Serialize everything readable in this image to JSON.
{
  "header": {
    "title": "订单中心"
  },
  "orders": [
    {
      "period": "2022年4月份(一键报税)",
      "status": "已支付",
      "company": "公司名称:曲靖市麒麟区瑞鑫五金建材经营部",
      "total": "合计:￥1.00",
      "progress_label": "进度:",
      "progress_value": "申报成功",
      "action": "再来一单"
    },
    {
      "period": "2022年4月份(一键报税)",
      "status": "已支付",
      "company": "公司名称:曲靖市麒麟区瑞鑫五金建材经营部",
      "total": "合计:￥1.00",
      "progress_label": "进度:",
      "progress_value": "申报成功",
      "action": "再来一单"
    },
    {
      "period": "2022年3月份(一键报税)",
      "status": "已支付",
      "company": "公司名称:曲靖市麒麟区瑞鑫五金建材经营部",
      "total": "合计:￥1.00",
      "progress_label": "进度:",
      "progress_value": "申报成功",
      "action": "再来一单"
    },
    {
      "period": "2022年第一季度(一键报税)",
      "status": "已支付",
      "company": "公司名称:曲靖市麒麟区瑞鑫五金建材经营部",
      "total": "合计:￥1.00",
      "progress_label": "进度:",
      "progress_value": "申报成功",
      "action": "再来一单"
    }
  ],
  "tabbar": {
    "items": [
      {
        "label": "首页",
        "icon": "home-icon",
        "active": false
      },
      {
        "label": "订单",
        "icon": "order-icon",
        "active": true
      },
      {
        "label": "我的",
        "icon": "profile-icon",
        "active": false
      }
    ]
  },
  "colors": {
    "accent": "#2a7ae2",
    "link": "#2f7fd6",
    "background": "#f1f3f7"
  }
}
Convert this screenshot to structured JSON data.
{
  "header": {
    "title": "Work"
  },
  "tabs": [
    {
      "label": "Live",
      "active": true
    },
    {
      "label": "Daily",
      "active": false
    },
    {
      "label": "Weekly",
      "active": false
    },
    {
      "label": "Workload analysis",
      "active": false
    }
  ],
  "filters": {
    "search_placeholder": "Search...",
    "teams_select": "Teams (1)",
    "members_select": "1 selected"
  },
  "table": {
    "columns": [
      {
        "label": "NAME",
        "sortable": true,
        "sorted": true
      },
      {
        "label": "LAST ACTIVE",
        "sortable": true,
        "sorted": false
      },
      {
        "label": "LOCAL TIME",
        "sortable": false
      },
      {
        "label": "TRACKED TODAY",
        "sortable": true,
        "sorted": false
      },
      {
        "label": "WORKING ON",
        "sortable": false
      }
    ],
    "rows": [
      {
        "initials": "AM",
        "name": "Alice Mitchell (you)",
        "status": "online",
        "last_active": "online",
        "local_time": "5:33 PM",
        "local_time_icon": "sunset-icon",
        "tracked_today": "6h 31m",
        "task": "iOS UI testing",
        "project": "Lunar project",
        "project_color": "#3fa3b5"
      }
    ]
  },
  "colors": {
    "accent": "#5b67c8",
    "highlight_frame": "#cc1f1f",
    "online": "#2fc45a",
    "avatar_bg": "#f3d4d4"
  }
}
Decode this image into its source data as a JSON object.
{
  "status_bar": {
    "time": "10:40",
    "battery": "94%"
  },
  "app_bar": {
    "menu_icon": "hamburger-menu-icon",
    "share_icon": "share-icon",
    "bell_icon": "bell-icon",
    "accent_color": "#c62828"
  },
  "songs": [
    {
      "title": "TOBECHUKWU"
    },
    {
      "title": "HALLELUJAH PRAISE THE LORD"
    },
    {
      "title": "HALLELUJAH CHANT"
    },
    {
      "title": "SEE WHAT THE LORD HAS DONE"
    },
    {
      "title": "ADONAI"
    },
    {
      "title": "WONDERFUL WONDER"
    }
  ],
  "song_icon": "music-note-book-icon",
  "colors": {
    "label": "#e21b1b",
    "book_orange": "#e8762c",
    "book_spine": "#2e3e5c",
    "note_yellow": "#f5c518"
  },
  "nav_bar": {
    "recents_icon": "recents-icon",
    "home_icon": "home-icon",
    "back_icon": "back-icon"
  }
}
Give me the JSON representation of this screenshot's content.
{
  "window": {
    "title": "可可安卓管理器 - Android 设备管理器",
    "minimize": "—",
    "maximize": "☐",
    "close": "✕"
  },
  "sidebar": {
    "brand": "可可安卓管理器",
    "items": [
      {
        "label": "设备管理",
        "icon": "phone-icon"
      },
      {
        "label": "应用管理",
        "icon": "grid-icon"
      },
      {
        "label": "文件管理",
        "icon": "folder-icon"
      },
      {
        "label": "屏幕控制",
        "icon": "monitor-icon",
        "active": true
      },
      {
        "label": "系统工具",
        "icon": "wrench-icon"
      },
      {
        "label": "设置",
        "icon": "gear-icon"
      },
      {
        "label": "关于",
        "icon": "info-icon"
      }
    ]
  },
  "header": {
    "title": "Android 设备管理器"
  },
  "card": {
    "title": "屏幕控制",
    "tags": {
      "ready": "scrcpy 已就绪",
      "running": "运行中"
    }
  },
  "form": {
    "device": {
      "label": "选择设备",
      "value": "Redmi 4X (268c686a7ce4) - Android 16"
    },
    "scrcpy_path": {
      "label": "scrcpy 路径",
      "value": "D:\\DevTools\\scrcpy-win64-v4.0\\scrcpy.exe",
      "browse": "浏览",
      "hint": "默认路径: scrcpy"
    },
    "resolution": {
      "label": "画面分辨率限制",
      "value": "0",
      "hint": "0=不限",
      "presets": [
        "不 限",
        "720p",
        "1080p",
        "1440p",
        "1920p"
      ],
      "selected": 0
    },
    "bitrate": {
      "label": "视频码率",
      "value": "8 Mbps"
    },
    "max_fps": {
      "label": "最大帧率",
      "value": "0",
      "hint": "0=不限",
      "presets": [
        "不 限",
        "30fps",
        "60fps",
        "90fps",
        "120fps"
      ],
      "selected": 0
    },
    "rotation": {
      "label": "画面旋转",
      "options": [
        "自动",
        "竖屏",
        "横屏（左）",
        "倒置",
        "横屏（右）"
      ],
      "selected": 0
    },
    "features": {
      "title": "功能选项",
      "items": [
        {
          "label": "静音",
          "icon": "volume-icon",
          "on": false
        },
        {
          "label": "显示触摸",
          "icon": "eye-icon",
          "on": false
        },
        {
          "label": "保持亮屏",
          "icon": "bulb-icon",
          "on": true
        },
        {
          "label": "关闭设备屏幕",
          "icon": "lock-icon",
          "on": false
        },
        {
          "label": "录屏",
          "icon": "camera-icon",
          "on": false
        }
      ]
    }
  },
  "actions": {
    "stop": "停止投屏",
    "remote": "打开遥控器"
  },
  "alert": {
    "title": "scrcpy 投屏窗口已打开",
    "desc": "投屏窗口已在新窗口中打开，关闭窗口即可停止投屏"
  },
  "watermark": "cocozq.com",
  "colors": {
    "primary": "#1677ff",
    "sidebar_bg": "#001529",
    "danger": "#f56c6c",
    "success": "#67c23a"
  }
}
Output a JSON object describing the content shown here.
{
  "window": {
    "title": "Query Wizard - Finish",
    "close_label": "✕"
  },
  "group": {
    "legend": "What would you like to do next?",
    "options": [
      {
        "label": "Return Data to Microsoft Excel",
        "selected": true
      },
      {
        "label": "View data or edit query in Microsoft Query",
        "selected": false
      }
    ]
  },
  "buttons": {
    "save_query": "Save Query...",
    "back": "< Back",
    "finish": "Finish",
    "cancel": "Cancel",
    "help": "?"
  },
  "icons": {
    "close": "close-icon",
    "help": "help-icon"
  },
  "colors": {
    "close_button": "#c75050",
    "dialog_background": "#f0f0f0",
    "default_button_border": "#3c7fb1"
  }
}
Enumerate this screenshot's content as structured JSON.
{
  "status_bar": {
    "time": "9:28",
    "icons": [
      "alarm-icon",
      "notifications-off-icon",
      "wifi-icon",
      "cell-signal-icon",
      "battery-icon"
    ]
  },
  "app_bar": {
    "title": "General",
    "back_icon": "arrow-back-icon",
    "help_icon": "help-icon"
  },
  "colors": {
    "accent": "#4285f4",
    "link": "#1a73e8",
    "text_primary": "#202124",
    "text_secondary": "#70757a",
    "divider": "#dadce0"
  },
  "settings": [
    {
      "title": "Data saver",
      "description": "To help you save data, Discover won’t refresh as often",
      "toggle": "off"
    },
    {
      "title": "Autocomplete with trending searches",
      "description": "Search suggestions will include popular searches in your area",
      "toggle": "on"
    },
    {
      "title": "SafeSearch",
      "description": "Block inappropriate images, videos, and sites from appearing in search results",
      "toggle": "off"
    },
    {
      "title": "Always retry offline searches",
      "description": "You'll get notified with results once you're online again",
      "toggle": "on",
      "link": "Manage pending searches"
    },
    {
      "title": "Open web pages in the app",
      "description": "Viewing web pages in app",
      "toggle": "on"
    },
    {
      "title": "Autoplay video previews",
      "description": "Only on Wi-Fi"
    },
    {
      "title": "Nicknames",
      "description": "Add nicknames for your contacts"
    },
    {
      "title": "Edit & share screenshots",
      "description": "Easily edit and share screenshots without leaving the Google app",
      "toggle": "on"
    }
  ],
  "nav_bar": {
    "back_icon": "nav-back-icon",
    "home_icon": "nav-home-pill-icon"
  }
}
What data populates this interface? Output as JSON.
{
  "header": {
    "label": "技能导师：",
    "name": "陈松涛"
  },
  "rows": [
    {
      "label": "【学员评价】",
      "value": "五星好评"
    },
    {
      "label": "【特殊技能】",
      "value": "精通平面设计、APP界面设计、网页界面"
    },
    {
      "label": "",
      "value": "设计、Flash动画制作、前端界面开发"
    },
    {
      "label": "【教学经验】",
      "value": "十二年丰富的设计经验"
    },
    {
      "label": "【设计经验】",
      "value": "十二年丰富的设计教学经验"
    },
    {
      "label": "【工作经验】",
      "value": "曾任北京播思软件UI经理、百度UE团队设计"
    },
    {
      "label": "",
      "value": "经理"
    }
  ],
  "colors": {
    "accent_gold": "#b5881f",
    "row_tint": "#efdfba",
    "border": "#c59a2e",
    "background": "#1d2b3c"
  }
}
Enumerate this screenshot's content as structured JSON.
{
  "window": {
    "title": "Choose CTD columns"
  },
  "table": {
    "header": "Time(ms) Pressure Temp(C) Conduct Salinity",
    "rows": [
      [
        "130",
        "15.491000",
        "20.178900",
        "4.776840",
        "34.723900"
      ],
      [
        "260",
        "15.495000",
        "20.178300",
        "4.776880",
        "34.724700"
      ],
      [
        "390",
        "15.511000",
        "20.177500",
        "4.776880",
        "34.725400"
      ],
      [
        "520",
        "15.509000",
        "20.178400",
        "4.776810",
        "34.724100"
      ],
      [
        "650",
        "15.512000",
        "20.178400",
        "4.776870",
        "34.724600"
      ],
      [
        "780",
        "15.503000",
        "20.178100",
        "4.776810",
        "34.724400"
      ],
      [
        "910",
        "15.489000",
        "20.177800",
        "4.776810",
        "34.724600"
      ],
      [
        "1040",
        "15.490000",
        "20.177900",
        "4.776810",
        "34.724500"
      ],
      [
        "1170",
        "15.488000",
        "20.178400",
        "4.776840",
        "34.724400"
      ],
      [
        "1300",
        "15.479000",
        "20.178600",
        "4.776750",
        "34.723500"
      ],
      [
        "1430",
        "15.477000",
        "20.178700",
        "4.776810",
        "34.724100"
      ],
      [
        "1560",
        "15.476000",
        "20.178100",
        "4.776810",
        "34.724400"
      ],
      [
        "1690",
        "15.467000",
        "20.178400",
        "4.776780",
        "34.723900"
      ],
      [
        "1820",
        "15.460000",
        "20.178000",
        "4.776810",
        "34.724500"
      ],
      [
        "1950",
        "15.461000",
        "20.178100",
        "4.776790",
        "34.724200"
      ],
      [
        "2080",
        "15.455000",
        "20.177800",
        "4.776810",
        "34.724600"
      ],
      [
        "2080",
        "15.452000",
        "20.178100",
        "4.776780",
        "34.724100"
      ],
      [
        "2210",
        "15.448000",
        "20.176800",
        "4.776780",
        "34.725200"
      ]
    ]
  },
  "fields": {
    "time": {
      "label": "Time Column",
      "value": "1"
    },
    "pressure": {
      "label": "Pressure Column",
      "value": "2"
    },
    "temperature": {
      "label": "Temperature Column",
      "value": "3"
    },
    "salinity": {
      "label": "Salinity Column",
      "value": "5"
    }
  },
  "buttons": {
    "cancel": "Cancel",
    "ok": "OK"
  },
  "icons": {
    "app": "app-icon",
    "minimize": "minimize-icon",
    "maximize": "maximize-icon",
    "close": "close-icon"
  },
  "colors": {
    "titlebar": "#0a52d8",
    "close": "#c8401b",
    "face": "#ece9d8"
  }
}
○ ○ ○ ○
- _PROMPT_: Collect each line containing the string "Microsoft".

- _RESULT FOR THIS EXERCISE_:
        "label": "Return Data to Microsoft Excel",
        "label": "View data or edit query in Microsoft Query",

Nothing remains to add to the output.